What you should do — Exact repetition is required: output every record in full.

Provided records —
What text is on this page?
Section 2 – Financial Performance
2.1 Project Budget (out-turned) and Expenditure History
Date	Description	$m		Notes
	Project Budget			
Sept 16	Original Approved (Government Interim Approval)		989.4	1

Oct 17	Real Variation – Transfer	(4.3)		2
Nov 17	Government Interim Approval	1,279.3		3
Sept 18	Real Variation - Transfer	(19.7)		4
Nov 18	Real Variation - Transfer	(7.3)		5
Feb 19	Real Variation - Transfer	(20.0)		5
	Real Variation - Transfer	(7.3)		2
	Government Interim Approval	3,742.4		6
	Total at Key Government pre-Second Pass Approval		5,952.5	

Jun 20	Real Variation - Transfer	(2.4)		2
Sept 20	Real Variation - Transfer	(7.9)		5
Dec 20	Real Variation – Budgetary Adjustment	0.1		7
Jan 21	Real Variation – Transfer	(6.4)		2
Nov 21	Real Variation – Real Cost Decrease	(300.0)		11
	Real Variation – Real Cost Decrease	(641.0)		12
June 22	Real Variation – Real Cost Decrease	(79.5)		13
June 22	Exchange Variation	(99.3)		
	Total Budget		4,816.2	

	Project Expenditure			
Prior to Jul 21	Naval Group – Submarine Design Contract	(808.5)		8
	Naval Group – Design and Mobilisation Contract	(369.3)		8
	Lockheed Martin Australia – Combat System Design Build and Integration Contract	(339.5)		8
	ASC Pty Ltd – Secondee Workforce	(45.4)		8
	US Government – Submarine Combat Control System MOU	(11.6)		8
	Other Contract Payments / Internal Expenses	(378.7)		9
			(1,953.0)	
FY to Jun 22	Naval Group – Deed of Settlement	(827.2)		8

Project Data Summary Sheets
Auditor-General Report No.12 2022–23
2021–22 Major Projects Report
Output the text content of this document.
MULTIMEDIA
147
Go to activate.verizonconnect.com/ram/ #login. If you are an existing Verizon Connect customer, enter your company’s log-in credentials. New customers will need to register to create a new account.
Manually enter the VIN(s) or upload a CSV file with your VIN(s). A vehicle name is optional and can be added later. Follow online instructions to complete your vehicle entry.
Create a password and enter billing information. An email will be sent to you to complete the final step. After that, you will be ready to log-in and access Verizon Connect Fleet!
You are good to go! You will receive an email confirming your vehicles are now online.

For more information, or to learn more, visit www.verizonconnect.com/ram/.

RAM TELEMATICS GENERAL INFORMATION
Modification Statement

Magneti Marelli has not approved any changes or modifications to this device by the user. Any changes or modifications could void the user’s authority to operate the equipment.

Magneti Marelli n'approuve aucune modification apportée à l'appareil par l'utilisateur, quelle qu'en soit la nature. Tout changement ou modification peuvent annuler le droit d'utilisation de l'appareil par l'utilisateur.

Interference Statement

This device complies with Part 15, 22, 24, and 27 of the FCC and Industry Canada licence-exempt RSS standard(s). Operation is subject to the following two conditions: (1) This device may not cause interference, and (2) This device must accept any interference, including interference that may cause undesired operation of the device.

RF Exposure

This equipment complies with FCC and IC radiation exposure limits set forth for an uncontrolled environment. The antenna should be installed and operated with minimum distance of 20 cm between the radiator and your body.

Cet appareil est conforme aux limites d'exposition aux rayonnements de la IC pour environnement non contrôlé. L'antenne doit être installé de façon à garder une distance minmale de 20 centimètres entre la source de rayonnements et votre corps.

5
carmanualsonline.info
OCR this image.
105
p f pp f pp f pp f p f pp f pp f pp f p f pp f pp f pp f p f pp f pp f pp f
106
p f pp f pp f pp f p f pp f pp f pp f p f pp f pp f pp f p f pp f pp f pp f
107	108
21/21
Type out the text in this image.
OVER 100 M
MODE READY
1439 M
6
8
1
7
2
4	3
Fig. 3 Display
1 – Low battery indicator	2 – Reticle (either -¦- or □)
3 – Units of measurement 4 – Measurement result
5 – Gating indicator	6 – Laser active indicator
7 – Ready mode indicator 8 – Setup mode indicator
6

The completed task —
What text is on this page?
Section 2 – Financial Performance
2.1 Project Budget (out-turned) and Expenditure History
Date	Description	$m		Notes
	Project Budget			
Sept 16	Original Approved (Government Interim Approval)		989.4	1

Oct 17	Real Variation – Transfer	(4.3)		2
Nov 17	Government Interim Approval	1,279.3		3
Sept 18	Real Variation - Transfer	(19.7)		4
Nov 18	Real Variation - Transfer	(7.3)		5
Feb 19	Real Variation - Transfer	(20.0)		5
	Real Variation - Transfer	(7.3)		2
	Government Interim Approval	3,742.4		6
	Total at Key Government pre-Second Pass Approval		5,952.5	

Jun 20	Real Variation - Transfer	(2.4)		2
Sept 20	Real Variation - Transfer	(7.9)		5
Dec 20	Real Variation – Budgetary Adjustment	0.1		7
Jan 21	Real Variation – Transfer	(6.4)		2
Nov 21	Real Variation – Real Cost Decrease	(300.0)		11
	Real Variation – Real Cost Decrease	(641.0)		12
June 22	Real Variation – Real Cost Decrease	(79.5)		13
June 22	Exchange Variation	(99.3)		
	Total Budget		4,816.2	

	Project Expenditure			
Prior to Jul 21	Naval Group – Submarine Design Contract	(808.5)		8
	Naval Group – Design and Mobilisation Contract	(369.3)		8
	Lockheed Martin Australia – Combat System Design Build and Integration Contract	(339.5)		8
	ASC Pty Ltd – Secondee Workforce	(45.4)		8
	US Government – Submarine Combat Control System MOU	(11.6)		8
	Other Contract Payments / Internal Expenses	(378.7)		9
			(1,953.0)	
FY to Jun 22	Naval Group – Deed of Settlement	(827.2)		8

Project Data Summary Sheets
Auditor-General Report No.12 2022–23
2021–22 Major Projects Report
Output the text content of this document.
MULTIMEDIA
147
Go to activate.verizonconnect.com/ram/ #login. If you are an existing Verizon Connect customer, enter your company’s log-in credentials. New customers will need to register to create a new account.
Manually enter the VIN(s) or upload a CSV file with your VIN(s). A vehicle name is optional and can be added later. Follow online instructions to complete your vehicle entry.
Create a password and enter billing information. An email will be sent to you to complete the final step. After that, you will be ready to log-in and access Verizon Connect Fleet!
You are good to go! You will receive an email confirming your vehicles are now online.

For more information, or to learn more, visit www.verizonconnect.com/ram/.

RAM TELEMATICS GENERAL INFORMATION
Modification Statement

Magneti Marelli has not approved any changes or modifications to this device by the user. Any changes or modifications could void the user’s authority to operate the equipment.

Magneti Marelli n'approuve aucune modification apportée à l'appareil par l'utilisateur, quelle qu'en soit la nature. Tout changement ou modification peuvent annuler le droit d'utilisation de l'appareil par l'utilisateur.

Interference Statement

This device complies with Part 15, 22, 24, and 27 of the FCC and Industry Canada licence-exempt RSS standard(s). Operation is subject to the following two conditions: (1) This device may not cause interference, and (2) This device must accept any interference, including interference that may cause undesired operation of the device.

RF Exposure

This equipment complies with FCC and IC radiation exposure limits set forth for an uncontrolled environment. The antenna should be installed and operated with minimum distance of 20 cm between the radiator and your body.

Cet appareil est conforme aux limites d'exposition aux rayonnements de la IC pour environnement non contrôlé. L'antenne doit être installé de façon à garder une distance minmale de 20 centimètres entre la source de rayonnements et votre corps.

5
carmanualsonline.info
OCR this image.
105
p f pp f pp f pp f p f pp f pp f pp f p f pp f pp f pp f p f pp f pp f pp f
106
p f pp f pp f pp f p f pp f pp f pp f p f pp f pp f pp f p f pp f pp f pp f
107	108
21/21
Type out the text in this image.
OVER 100 M
MODE READY
1439 M
6
8
1
7
2
4	3
Fig. 3 Display
1 – Low battery indicator	2 – Reticle (either -¦- or □)
3 – Units of measurement 4 – Measurement result
5 – Gating indicator	6 – Laser active indicator
7 – Ready mode indicator 8 – Setup mode indicator
6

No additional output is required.